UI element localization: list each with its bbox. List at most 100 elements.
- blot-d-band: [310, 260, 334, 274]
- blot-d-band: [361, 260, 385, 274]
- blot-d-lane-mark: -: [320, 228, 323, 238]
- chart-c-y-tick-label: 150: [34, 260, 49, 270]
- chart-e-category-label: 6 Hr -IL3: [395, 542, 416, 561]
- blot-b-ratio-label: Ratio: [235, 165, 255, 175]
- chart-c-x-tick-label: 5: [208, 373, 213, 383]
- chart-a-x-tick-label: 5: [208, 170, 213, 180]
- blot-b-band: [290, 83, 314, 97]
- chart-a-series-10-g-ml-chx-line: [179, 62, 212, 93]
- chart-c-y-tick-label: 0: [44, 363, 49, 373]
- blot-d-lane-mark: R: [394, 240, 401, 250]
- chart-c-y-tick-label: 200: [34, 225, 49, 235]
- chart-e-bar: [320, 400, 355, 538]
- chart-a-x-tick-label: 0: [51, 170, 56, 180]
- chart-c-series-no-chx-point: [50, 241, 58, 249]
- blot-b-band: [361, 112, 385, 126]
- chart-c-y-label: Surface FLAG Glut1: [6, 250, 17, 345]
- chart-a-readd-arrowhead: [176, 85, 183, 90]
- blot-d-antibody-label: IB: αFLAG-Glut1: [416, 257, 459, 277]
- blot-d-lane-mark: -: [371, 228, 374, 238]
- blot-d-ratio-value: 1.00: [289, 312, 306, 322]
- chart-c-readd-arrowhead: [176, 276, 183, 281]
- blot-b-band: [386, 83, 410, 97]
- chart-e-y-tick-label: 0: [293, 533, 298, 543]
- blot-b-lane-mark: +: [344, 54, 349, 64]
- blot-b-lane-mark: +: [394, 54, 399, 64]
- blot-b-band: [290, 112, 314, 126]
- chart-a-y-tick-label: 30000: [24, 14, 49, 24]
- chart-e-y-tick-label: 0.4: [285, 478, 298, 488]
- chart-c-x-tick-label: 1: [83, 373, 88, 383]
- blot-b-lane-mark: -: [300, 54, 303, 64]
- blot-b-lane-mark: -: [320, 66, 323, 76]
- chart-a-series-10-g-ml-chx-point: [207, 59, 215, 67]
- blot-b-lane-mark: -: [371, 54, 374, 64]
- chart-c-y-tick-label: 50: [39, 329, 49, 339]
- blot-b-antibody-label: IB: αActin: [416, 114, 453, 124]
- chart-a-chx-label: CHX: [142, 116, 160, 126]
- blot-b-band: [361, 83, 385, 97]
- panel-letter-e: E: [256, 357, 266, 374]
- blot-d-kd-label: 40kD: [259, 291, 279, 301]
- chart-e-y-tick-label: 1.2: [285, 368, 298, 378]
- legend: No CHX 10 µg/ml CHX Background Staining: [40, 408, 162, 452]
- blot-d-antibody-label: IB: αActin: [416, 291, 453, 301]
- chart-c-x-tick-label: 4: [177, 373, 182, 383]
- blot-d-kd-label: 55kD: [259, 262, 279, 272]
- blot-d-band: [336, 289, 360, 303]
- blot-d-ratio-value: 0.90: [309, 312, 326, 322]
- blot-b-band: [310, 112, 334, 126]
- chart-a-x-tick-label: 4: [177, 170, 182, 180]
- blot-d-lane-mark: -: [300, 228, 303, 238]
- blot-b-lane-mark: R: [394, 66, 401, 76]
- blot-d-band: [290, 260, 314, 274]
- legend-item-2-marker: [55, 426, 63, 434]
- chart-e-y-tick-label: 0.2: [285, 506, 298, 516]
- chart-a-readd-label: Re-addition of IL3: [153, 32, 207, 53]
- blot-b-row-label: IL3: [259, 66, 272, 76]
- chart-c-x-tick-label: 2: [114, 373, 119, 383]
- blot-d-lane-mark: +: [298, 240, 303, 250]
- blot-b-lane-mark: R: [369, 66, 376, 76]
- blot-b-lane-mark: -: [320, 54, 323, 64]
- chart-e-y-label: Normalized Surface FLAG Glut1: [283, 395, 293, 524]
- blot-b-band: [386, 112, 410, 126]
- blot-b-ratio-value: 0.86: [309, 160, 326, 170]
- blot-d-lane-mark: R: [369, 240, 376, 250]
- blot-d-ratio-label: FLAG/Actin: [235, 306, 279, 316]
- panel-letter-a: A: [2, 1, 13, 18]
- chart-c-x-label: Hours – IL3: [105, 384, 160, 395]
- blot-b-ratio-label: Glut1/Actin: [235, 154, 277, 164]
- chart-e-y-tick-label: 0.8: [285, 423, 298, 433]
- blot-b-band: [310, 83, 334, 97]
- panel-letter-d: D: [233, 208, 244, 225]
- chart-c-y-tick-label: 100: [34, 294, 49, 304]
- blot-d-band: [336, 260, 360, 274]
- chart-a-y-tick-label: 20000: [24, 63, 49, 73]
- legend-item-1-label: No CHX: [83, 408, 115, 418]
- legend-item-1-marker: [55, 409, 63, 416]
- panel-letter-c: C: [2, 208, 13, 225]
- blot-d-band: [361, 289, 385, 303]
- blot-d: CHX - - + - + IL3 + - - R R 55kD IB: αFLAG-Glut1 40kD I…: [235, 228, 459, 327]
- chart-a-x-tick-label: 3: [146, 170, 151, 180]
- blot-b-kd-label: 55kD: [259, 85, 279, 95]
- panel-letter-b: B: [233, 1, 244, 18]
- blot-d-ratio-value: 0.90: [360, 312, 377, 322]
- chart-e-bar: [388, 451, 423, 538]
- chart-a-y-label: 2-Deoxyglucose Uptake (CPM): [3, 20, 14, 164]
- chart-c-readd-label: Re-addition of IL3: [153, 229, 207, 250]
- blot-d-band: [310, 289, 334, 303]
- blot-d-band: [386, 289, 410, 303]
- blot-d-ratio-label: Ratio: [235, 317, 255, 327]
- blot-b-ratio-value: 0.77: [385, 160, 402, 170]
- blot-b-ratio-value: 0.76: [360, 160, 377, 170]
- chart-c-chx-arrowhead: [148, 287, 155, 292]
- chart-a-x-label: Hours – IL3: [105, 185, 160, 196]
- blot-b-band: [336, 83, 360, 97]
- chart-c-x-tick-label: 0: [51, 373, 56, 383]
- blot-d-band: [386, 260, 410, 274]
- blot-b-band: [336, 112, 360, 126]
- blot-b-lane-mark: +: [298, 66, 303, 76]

..........

Your task |
Counting only lines that contain the word "series", give the number found in the data, and nothing else.

Task answer |
3